=== Work required ===
Write the data out again exactly, with no pictures.

## begin Record extracts

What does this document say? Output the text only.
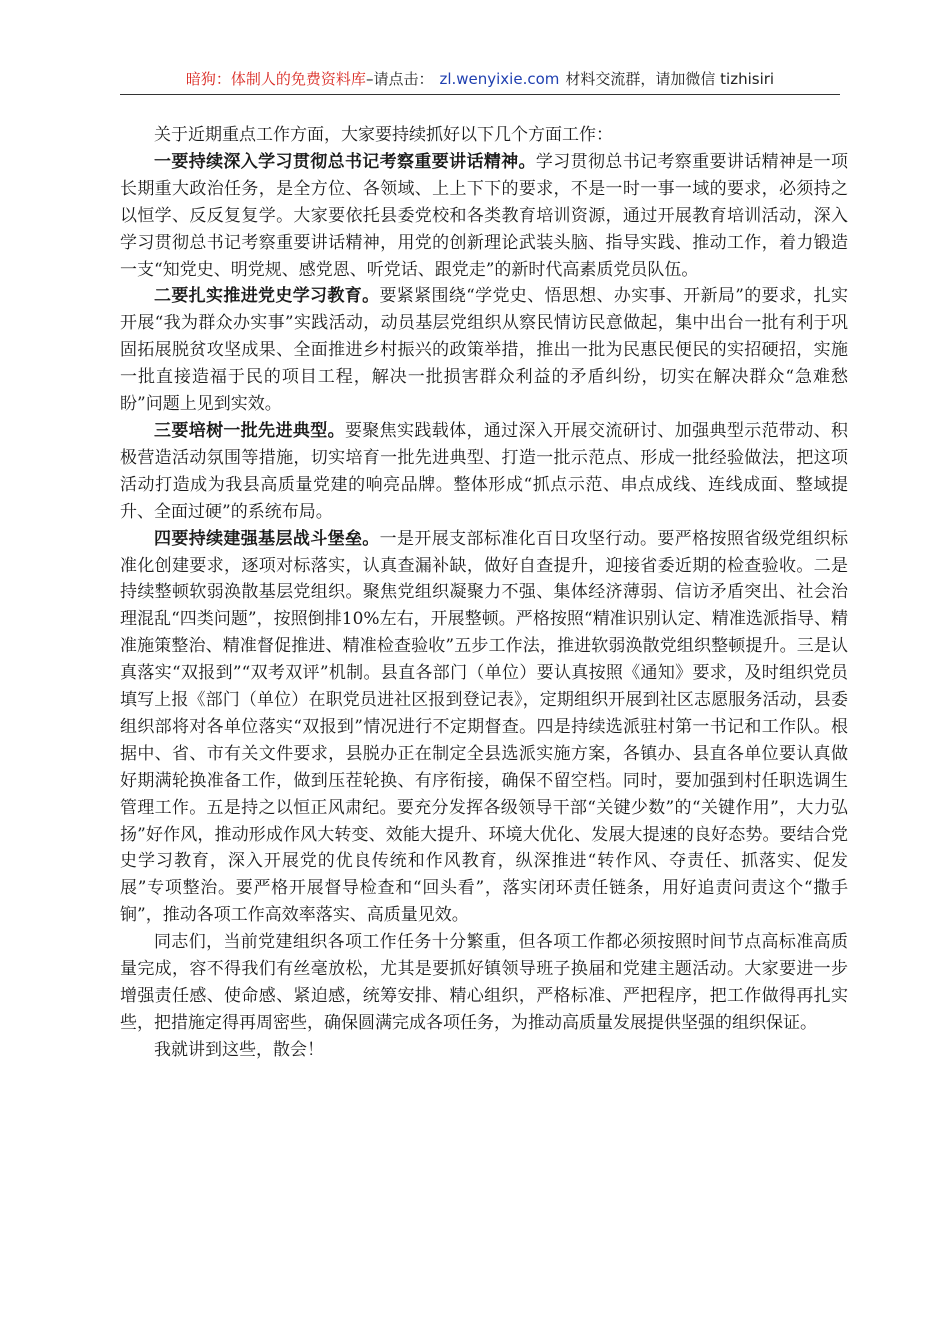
暗狗：体制人的免费资料库–请点击： zl.wenyixie.com 材料交流群，请加微信 tizhisiri

关于近期重点工作方面，大家要持续抓好以下几个方面工作：

一要持续深入学习贯彻总书记考察重要讲话精神。学习贯彻总书记考察重要讲话精神是一项长期重大政治任务，是全方位、各领域、上上下下的要求，不是一时一事一域的要求，必须持之以恒学、反反复复学。大家要依托县委党校和各类教育培训资源，通过开展教育培训活动，深入学习贯彻总书记考察重要讲话精神，用党的创新理论武装头脑、指导实践、推动工作，着力锻造一支“知党史、明党规、感党恩、听党话、跟党走”的新时代高素质党员队伍。

二要扎实推进党史学习教育。要紧紧围绕“学党史、悟思想、办实事、开新局”的要求，扎实开展“我为群众办实事”实践活动，动员基层党组织从察民情访民意做起，集中出台一批有利于巩固拓展脱贫攻坚成果、全面推进乡村振兴的政策举措，推出一批为民惠民便民的实招硬招，实施一批直接造福于民的项目工程，解决一批损害群众利益的矛盾纠纷，切实在解决群众“急难愁盼”问题上见到实效。

三要培树一批先进典型。要聚焦实践载体，通过深入开展交流研讨、加强典型示范带动、积极营造活动氛围等措施，切实培育一批先进典型、打造一批示范点、形成一批经验做法，把这项活动打造成为我县高质量党建的响亮品牌。整体形成“抓点示范、串点成线、连线成面、整域提升、全面过硬”的系统布局。

四要持续建强基层战斗堡垒。一是开展支部标准化百日攻坚行动。要严格按照省级党组织标准化创建要求，逐项对标落实，认真查漏补缺，做好自查提升，迎接省委近期的检查验收。二是持续整顿软弱涣散基层党组织。聚焦党组织凝聚力不强、集体经济薄弱、信访矛盾突出、社会治理混乱“四类问题”，按照倒排10%左右，开展整顿。严格按照“精准识别认定、精准选派指导、精准施策整治、精准督促推进、精准检查验收”五步工作法，推进软弱涣散党组织整顿提升。三是认真落实“双报到”“双考双评”机制。县直各部门（单位）要认真按照《通知》要求，及时组织党员填写上报《部门（单位）在职党员进社区报到登记表》，定期组织开展到社区志愿服务活动，县委组织部将对各单位落实“双报到”情况进行不定期督查。四是持续选派驻村第一书记和工作队。根据中、省、市有关文件要求，县脱办正在制定全县选派实施方案，各镇办、县直各单位要认真做好期满轮换准备工作，做到压茬轮换、有序衔接，确保不留空档。同时，要加强到村任职选调生管理工作。五是持之以恒正风肃纪。要充分发挥各级领导干部“关键少数”的“关键作用”，大力弘扬”好作风，推动形成作风大转变、效能大提升、环境大优化、发展大提速的良好态势。要结合党史学习教育，深入开展党的优良传统和作风教育，纵深推进“转作风、夺责任、抓落实、促发展”专项整治。要严格开展督导检查和“回头看”，落实闭环责任链条，用好追责问责这个“撒手锏”，推动各项工作高效率落实、高质量见效。

同志们，当前党建组织各项工作任务十分繁重，但各项工作都必须按照时间节点高标准高质量完成，容不得我们有丝毫放松，尤其是要抓好镇领导班子换届和党建主题活动。大家要进一步增强责任感、使命感、紧迫感，统筹安排、精心组织，严格标准、严把程序，把工作做得再扎实些，把措施定得再周密些，确保圆满完成各项任务，为推动高质量发展提供坚强的组织保证。

我就讲到这些，散会！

## end Record extracts

=== Completed task ===
What does this document say? Output the text only.
暗狗：体制人的免费资料库–请点击： zl.wenyixie.com 材料交流群，请加微信 tizhisiri

关于近期重点工作方面，大家要持续抓好以下几个方面工作：

一要持续深入学习贯彻总书记考察重要讲话精神。学习贯彻总书记考察重要讲话精神是一项长期重大政治任务，是全方位、各领域、上上下下的要求，不是一时一事一域的要求，必须持之以恒学、反反复复学。大家要依托县委党校和各类教育培训资源，通过开展教育培训活动，深入学习贯彻总书记考察重要讲话精神，用党的创新理论武装头脑、指导实践、推动工作，着力锻造一支“知党史、明党规、感党恩、听党话、跟党走”的新时代高素质党员队伍。

二要扎实推进党史学习教育。要紧紧围绕“学党史、悟思想、办实事、开新局”的要求，扎实开展“我为群众办实事”实践活动，动员基层党组织从察民情访民意做起，集中出台一批有利于巩固拓展脱贫攻坚成果、全面推进乡村振兴的政策举措，推出一批为民惠民便民的实招硬招，实施一批直接造福于民的项目工程，解决一批损害群众利益的矛盾纠纷，切实在解决群众“急难愁盼”问题上见到实效。

三要培树一批先进典型。要聚焦实践载体，通过深入开展交流研讨、加强典型示范带动、积极营造活动氛围等措施，切实培育一批先进典型、打造一批示范点、形成一批经验做法，把这项活动打造成为我县高质量党建的响亮品牌。整体形成“抓点示范、串点成线、连线成面、整域提升、全面过硬”的系统布局。

四要持续建强基层战斗堡垒。一是开展支部标准化百日攻坚行动。要严格按照省级党组织标准化创建要求，逐项对标落实，认真查漏补缺，做好自查提升，迎接省委近期的检查验收。二是持续整顿软弱涣散基层党组织。聚焦党组织凝聚力不强、集体经济薄弱、信访矛盾突出、社会治理混乱“四类问题”，按照倒排10%左右，开展整顿。严格按照“精准识别认定、精准选派指导、精准施策整治、精准督促推进、精准检查验收”五步工作法，推进软弱涣散党组织整顿提升。三是认真落实“双报到”“双考双评”机制。县直各部门（单位）要认真按照《通知》要求，及时组织党员填写上报《部门（单位）在职党员进社区报到登记表》，定期组织开展到社区志愿服务活动，县委组织部将对各单位落实“双报到”情况进行不定期督查。四是持续选派驻村第一书记和工作队。根据中、省、市有关文件要求，县脱办正在制定全县选派实施方案，各镇办、县直各单位要认真做好期满轮换准备工作，做到压茬轮换、有序衔接，确保不留空档。同时，要加强到村任职选调生管理工作。五是持之以恒正风肃纪。要充分发挥各级领导干部“关键少数”的“关键作用”，大力弘扬”好作风，推动形成作风大转变、效能大提升、环境大优化、发展大提速的良好态势。要结合党史学习教育，深入开展党的优良传统和作风教育，纵深推进“转作风、夺责任、抓落实、促发展”专项整治。要严格开展督导检查和“回头看”，落实闭环责任链条，用好追责问责这个“撒手锏”，推动各项工作高效率落实、高质量见效。

同志们，当前党建组织各项工作任务十分繁重，但各项工作都必须按照时间节点高标准高质量完成，容不得我们有丝毫放松，尤其是要抓好镇领导班子换届和党建主题活动。大家要进一步增强责任感、使命感、紧迫感，统筹安排、精心组织，严格标准、严把程序，把工作做得再扎实些，把措施定得再周密些，确保圆满完成各项任务，为推动高质量发展提供坚强的组织保证。

我就讲到这些，散会！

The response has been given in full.